[Stored data]
====================

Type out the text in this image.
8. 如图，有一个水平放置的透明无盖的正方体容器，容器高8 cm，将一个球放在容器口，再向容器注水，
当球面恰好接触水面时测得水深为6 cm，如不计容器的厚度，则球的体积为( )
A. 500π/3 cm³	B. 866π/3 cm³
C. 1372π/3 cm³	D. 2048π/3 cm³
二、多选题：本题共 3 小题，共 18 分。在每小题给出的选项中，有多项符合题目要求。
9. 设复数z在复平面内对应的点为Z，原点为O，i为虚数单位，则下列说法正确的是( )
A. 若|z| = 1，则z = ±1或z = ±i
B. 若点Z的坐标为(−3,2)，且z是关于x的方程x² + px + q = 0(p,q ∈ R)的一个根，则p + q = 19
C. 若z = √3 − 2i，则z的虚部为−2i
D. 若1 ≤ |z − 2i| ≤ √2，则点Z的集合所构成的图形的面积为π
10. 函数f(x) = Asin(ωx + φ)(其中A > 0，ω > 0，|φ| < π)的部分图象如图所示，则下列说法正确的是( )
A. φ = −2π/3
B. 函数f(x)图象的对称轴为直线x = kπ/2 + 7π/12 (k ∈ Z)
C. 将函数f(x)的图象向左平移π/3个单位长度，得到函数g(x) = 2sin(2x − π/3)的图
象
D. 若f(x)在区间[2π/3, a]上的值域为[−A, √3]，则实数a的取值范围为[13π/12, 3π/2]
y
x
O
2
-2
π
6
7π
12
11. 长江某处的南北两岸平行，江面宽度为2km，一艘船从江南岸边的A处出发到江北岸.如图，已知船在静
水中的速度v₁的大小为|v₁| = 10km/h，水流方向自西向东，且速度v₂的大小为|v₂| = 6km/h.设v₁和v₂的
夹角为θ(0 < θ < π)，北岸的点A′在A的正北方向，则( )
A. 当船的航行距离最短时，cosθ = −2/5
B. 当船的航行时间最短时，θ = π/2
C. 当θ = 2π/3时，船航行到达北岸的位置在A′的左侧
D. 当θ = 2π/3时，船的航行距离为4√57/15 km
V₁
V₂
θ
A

====================

_What this task involves_
Tally the lines holding the string "则下列说法正确的是" and give only the count.

_Task response_
2